[Data items]

>>>>

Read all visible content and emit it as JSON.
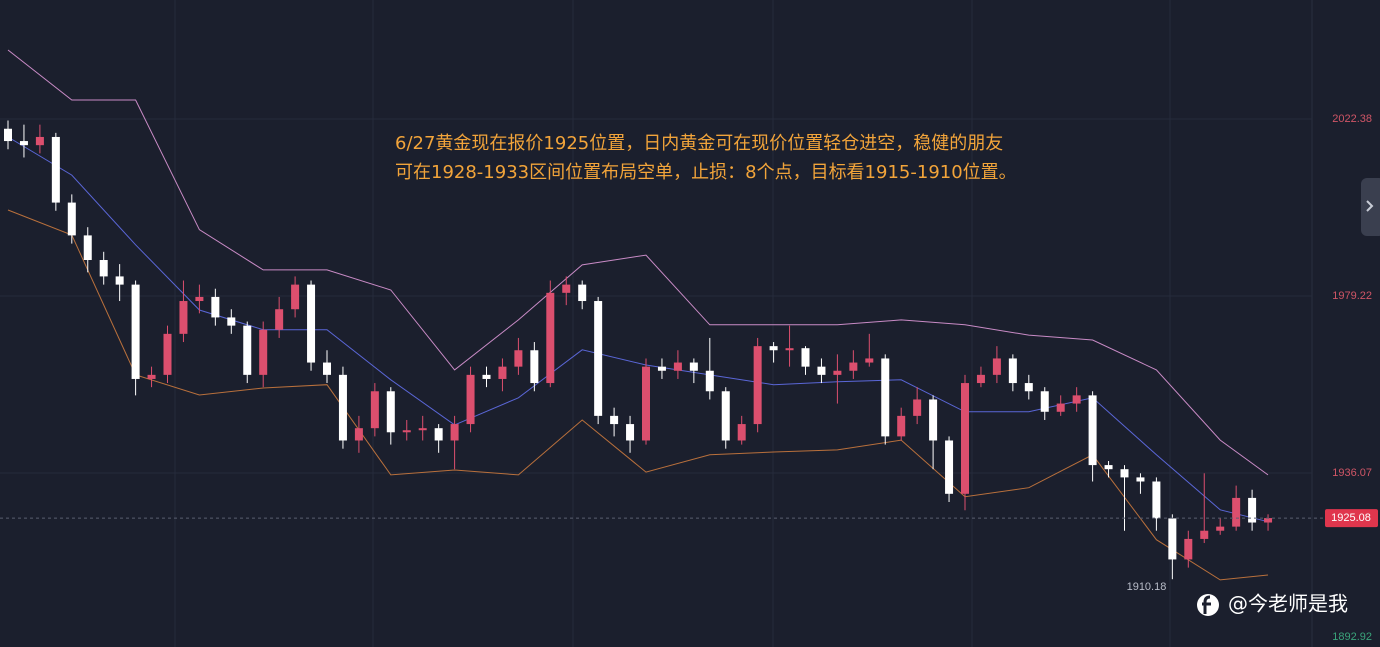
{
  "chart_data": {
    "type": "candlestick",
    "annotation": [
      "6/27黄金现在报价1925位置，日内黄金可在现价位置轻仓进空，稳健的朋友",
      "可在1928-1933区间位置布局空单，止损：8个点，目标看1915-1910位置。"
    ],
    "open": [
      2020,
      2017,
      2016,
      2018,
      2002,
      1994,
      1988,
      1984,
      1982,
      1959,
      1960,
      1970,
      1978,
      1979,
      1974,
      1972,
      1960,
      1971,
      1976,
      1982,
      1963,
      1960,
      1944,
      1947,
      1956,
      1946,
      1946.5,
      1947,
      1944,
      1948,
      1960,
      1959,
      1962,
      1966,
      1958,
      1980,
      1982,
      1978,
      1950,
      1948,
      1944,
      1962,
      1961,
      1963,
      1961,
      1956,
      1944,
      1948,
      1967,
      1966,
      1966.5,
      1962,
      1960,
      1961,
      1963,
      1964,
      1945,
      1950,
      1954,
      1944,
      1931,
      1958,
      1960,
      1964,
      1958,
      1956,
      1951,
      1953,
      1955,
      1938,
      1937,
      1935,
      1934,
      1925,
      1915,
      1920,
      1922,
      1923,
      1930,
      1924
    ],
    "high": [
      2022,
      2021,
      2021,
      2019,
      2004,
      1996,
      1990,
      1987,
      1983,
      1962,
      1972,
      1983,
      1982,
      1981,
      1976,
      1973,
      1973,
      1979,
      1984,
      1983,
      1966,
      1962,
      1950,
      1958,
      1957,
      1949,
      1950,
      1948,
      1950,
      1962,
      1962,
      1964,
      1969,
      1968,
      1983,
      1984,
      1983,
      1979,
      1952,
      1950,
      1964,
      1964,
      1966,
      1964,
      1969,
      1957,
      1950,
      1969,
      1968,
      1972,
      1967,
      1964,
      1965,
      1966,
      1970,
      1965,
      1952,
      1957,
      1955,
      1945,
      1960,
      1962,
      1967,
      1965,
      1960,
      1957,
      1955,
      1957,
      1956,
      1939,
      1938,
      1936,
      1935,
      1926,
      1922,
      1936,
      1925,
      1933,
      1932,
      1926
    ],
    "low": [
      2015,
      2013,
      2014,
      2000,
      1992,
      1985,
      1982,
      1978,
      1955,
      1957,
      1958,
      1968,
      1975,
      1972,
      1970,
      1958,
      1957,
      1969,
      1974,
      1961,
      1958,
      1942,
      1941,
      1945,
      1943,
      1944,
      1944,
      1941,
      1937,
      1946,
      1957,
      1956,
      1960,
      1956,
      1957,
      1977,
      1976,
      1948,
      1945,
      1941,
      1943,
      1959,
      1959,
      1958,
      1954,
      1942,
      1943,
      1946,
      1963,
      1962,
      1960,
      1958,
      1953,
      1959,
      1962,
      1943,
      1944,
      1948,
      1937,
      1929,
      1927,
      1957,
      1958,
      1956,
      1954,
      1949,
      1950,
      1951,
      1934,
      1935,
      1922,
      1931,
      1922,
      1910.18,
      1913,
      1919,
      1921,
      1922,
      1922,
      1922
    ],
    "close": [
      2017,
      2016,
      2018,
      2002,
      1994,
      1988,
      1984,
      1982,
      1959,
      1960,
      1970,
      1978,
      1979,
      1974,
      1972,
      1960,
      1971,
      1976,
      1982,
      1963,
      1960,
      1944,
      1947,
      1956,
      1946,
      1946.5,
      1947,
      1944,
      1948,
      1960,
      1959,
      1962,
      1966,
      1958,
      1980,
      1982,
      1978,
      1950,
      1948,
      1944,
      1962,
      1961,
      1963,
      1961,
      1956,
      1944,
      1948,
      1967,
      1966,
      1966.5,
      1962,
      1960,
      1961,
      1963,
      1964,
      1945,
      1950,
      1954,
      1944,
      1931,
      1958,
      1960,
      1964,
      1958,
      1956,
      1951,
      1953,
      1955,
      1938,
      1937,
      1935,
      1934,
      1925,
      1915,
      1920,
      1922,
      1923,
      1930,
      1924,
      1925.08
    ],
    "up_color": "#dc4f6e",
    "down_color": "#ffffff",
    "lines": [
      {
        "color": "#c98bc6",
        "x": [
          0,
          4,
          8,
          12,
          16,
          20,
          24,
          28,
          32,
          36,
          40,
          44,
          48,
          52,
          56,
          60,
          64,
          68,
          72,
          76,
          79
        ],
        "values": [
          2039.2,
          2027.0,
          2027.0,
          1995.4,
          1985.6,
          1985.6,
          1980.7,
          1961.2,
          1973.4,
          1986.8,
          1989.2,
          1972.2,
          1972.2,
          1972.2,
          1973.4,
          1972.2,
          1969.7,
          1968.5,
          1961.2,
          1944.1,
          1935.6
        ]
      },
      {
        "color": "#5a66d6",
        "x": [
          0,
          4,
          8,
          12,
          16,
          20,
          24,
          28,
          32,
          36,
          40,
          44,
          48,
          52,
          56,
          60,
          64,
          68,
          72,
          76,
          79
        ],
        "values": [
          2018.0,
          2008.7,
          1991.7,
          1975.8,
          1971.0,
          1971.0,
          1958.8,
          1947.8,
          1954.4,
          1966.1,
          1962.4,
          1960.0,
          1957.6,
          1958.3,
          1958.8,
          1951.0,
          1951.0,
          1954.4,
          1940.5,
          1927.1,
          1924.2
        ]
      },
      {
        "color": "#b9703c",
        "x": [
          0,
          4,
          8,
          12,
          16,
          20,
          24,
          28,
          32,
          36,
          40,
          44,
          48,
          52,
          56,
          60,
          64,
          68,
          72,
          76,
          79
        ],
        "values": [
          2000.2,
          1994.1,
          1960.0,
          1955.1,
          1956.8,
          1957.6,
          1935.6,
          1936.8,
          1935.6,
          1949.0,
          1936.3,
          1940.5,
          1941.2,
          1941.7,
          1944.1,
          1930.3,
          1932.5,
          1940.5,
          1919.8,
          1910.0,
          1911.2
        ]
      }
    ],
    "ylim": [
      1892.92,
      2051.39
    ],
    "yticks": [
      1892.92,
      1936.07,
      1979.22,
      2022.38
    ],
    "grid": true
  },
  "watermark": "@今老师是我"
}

<<<<

Write out the records above once more, word for word, with no pictures.

Read all visible content and emit it as JSON.
{
  "chart_data": {
    "type": "candlestick",
    "annotation": [
      "6/27黄金现在报价1925位置，日内黄金可在现价位置轻仓进空，稳健的朋友",
      "可在1928-1933区间位置布局空单，止损：8个点，目标看1915-1910位置。"
    ],
    "open": [
      2020,
      2017,
      2016,
      2018,
      2002,
      1994,
      1988,
      1984,
      1982,
      1959,
      1960,
      1970,
      1978,
      1979,
      1974,
      1972,
      1960,
      1971,
      1976,
      1982,
      1963,
      1960,
      1944,
      1947,
      1956,
      1946,
      1946.5,
      1947,
      1944,
      1948,
      1960,
      1959,
      1962,
      1966,
      1958,
      1980,
      1982,
      1978,
      1950,
      1948,
      1944,
      1962,
      1961,
      1963,
      1961,
      1956,
      1944,
      1948,
      1967,
      1966,
      1966.5,
      1962,
      1960,
      1961,
      1963,
      1964,
      1945,
      1950,
      1954,
      1944,
      1931,
      1958,
      1960,
      1964,
      1958,
      1956,
      1951,
      1953,
      1955,
      1938,
      1937,
      1935,
      1934,
      1925,
      1915,
      1920,
      1922,
      1923,
      1930,
      1924
    ],
    "high": [
      2022,
      2021,
      2021,
      2019,
      2004,
      1996,
      1990,
      1987,
      1983,
      1962,
      1972,
      1983,
      1982,
      1981,
      1976,
      1973,
      1973,
      1979,
      1984,
      1983,
      1966,
      1962,
      1950,
      1958,
      1957,
      1949,
      1950,
      1948,
      1950,
      1962,
      1962,
      1964,
      1969,
      1968,
      1983,
      1984,
      1983,
      1979,
      1952,
      1950,
      1964,
      1964,
      1966,
      1964,
      1969,
      1957,
      1950,
      1969,
      1968,
      1972,
      1967,
      1964,
      1965,
      1966,
      1970,
      1965,
      1952,
      1957,
      1955,
      1945,
      1960,
      1962,
      1967,
      1965,
      1960,
      1957,
      1955,
      1957,
      1956,
      1939,
      1938,
      1936,
      1935,
      1926,
      1922,
      1936,
      1925,
      1933,
      1932,
      1926
    ],
    "low": [
      2015,
      2013,
      2014,
      2000,
      1992,
      1985,
      1982,
      1978,
      1955,
      1957,
      1958,
      1968,
      1975,
      1972,
      1970,
      1958,
      1957,
      1969,
      1974,
      1961,
      1958,
      1942,
      1941,
      1945,
      1943,
      1944,
      1944,
      1941,
      1937,
      1946,
      1957,
      1956,
      1960,
      1956,
      1957,
      1977,
      1976,
      1948,
      1945,
      1941,
      1943,
      1959,
      1959,
      1958,
      1954,
      1942,
      1943,
      1946,
      1963,
      1962,
      1960,
      1958,
      1953,
      1959,
      1962,
      1943,
      1944,
      1948,
      1937,
      1929,
      1927,
      1957,
      1958,
      1956,
      1954,
      1949,
      1950,
      1951,
      1934,
      1935,
      1922,
      1931,
      1922,
      1910.18,
      1913,
      1919,
      1921,
      1922,
      1922,
      1922
    ],
    "close": [
      2017,
      2016,
      2018,
      2002,
      1994,
      1988,
      1984,
      1982,
      1959,
      1960,
      1970,
      1978,
      1979,
      1974,
      1972,
      1960,
      1971,
      1976,
      1982,
      1963,
      1960,
      1944,
      1947,
      1956,
      1946,
      1946.5,
      1947,
      1944,
      1948,
      1960,
      1959,
      1962,
      1966,
      1958,
      1980,
      1982,
      1978,
      1950,
      1948,
      1944,
      1962,
      1961,
      1963,
      1961,
      1956,
      1944,
      1948,
      1967,
      1966,
      1966.5,
      1962,
      1960,
      1961,
      1963,
      1964,
      1945,
      1950,
      1954,
      1944,
      1931,
      1958,
      1960,
      1964,
      1958,
      1956,
      1951,
      1953,
      1955,
      1938,
      1937,
      1935,
      1934,
      1925,
      1915,
      1920,
      1922,
      1923,
      1930,
      1924,
      1925.08
    ],
    "up_color": "#dc4f6e",
    "down_color": "#ffffff",
    "lines": [
      {
        "color": "#c98bc6",
        "x": [
          0,
          4,
          8,
          12,
          16,
          20,
          24,
          28,
          32,
          36,
          40,
          44,
          48,
          52,
          56,
          60,
          64,
          68,
          72,
          76,
          79
        ],
        "values": [
          2039.2,
          2027.0,
          2027.0,
          1995.4,
          1985.6,
          1985.6,
          1980.7,
          1961.2,
          1973.4,
          1986.8,
          1989.2,
          1972.2,
          1972.2,
          1972.2,
          1973.4,
          1972.2,
          1969.7,
          1968.5,
          1961.2,
          1944.1,
          1935.6
        ]
      },
      {
        "color": "#5a66d6",
        "x": [
          0,
          4,
          8,
          12,
          16,
          20,
          24,
          28,
          32,
          36,
          40,
          44,
          48,
          52,
          56,
          60,
          64,
          68,
          72,
          76,
          79
        ],
        "values": [
          2018.0,
          2008.7,
          1991.7,
          1975.8,
          1971.0,
          1971.0,
          1958.8,
          1947.8,
          1954.4,
          1966.1,
          1962.4,
          1960.0,
          1957.6,
          1958.3,
          1958.8,
          1951.0,
          1951.0,
          1954.4,
          1940.5,
          1927.1,
          1924.2
        ]
      },
      {
        "color": "#b9703c",
        "x": [
          0,
          4,
          8,
          12,
          16,
          20,
          24,
          28,
          32,
          36,
          40,
          44,
          48,
          52,
          56,
          60,
          64,
          68,
          72,
          76,
          79
        ],
        "values": [
          2000.2,
          1994.1,
          1960.0,
          1955.1,
          1956.8,
          1957.6,
          1935.6,
          1936.8,
          1935.6,
          1949.0,
          1936.3,
          1940.5,
          1941.2,
          1941.7,
          1944.1,
          1930.3,
          1932.5,
          1940.5,
          1919.8,
          1910.0,
          1911.2
        ]
      }
    ],
    "ylim": [
      1892.92,
      2051.39
    ],
    "yticks": [
      1892.92,
      1936.07,
      1979.22,
      2022.38
    ],
    "grid": true
  },
  "watermark": "@今老师是我"
}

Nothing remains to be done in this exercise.